AIM: In the listing below, locate the lines that hold the string "hurtowni". Copy those lines.

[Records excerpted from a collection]
▼
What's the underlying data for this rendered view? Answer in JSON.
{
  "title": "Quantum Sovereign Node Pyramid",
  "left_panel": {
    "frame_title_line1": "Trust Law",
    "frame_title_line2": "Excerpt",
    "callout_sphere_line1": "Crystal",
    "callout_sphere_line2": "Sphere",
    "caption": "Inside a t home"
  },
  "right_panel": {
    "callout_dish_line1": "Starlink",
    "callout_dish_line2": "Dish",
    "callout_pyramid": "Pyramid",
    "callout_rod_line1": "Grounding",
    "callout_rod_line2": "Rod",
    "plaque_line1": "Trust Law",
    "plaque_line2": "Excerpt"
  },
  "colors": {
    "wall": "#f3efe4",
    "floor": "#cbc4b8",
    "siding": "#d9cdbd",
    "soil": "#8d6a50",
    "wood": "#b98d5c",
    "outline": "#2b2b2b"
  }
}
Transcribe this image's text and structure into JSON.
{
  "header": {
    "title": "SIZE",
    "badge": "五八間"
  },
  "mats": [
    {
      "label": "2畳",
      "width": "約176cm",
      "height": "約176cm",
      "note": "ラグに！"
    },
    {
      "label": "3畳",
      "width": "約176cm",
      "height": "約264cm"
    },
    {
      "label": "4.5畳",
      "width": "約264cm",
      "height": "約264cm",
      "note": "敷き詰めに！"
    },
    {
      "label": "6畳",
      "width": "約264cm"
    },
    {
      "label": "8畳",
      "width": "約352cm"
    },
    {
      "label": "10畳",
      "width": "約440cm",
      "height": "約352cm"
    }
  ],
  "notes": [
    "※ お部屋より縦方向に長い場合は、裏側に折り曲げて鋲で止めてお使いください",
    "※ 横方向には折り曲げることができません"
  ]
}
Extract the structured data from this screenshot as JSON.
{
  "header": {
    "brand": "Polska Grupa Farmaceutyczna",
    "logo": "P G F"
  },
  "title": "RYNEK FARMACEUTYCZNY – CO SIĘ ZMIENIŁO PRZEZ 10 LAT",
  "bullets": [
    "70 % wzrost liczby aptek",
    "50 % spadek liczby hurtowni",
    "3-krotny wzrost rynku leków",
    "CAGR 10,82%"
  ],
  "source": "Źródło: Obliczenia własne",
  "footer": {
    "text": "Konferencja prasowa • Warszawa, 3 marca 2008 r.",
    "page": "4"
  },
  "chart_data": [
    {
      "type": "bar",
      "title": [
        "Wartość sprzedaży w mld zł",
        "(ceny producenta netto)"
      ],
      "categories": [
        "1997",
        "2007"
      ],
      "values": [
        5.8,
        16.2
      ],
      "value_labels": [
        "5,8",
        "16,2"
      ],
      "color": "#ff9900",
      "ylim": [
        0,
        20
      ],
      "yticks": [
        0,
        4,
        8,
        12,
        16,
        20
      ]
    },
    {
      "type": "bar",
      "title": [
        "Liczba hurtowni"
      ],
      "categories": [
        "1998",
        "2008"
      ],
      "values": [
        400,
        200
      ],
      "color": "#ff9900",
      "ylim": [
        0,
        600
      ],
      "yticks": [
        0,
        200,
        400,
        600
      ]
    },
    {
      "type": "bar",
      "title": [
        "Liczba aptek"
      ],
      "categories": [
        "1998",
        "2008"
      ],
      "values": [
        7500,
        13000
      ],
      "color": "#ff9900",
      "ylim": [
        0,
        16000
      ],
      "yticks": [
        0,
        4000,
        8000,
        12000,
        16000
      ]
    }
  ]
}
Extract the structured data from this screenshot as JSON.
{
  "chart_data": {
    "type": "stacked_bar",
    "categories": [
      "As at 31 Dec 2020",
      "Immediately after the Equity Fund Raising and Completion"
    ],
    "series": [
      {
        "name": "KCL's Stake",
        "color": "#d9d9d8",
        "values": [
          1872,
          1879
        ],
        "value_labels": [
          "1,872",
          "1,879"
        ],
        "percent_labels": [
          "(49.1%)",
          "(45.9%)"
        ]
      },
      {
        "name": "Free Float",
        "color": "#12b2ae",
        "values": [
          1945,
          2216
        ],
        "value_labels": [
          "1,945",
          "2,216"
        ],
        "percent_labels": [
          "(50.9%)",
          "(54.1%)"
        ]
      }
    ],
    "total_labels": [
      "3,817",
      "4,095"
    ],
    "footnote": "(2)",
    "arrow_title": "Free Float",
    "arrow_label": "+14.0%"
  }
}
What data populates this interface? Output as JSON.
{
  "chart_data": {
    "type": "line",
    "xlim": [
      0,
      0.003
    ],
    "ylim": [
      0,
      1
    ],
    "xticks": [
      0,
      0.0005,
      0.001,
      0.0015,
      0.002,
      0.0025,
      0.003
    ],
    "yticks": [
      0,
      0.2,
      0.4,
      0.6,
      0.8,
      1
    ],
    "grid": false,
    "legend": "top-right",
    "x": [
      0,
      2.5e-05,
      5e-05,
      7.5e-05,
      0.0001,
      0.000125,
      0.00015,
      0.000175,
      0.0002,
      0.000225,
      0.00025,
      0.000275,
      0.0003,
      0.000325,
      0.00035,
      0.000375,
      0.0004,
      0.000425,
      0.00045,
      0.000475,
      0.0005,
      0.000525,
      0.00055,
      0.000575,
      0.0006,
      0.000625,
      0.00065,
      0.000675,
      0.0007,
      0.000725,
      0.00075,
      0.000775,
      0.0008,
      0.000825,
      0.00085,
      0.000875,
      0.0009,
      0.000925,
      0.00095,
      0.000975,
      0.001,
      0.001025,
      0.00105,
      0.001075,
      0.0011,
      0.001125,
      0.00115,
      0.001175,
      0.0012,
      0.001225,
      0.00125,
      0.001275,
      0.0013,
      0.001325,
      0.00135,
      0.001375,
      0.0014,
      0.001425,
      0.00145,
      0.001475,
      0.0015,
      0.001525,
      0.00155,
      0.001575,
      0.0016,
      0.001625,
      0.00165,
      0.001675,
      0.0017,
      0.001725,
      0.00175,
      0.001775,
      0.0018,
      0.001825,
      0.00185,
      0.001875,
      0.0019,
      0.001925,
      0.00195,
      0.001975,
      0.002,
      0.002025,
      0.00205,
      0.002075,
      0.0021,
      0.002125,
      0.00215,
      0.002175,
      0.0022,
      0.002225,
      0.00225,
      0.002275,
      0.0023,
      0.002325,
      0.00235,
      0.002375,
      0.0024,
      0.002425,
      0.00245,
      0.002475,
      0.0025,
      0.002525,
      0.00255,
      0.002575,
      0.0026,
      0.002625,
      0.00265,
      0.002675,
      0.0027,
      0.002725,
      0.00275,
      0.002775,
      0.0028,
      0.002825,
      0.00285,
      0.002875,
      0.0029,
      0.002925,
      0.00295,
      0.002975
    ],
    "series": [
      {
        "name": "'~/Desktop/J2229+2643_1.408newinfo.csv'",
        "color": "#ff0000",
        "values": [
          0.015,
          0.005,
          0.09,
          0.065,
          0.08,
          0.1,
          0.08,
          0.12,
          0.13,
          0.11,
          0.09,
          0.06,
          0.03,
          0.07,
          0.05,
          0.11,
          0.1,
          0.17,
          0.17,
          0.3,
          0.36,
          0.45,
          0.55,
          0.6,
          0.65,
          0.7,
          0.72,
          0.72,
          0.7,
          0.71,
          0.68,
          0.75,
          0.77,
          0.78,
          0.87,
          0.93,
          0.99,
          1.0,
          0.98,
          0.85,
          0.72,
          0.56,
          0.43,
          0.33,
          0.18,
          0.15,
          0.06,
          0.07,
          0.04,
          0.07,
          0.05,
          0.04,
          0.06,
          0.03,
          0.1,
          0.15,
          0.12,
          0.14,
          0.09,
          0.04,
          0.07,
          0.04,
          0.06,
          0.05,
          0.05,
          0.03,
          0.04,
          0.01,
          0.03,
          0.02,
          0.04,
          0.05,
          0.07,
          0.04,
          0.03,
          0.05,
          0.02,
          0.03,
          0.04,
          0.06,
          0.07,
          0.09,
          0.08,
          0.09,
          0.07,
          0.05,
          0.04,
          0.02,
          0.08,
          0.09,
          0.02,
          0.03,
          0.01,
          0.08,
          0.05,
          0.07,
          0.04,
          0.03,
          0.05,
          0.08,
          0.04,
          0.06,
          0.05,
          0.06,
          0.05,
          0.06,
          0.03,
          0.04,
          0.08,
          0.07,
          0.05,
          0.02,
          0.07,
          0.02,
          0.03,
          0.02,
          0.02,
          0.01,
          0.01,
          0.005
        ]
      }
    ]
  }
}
▲
WORKED SOLUTION:
    "50 % spadek liczby hurtowni",
        "Liczba hurtowni"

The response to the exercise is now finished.